Collected data
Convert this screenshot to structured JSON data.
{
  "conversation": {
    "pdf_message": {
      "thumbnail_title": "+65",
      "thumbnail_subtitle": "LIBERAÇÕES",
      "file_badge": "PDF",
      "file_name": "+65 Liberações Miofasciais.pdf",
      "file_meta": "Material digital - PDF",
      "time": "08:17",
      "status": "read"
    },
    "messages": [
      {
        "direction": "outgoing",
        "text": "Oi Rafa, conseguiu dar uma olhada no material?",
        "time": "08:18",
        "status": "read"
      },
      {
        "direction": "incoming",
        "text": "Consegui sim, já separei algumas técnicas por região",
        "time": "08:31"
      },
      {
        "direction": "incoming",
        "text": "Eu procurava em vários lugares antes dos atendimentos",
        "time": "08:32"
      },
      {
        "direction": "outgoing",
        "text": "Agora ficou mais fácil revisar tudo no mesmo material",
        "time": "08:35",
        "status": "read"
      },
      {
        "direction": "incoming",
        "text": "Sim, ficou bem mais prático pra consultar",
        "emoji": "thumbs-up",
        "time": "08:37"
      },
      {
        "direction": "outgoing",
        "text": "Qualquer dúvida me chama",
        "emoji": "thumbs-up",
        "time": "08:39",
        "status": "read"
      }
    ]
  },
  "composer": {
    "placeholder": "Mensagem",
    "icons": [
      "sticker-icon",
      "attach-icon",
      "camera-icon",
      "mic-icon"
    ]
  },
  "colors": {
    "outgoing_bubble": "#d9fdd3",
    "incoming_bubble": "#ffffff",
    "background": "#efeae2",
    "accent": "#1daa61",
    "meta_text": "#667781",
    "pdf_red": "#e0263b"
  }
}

#### WHAT IS NEEDED:
Report every line containing the word "time" from the listing above.

#### REPLY:
      "time": "08:17",
        "time": "08:18",
        "time": "08:31"
        "time": "08:32"
        "time": "08:35",
        "time": "08:37"
        "time": "08:39",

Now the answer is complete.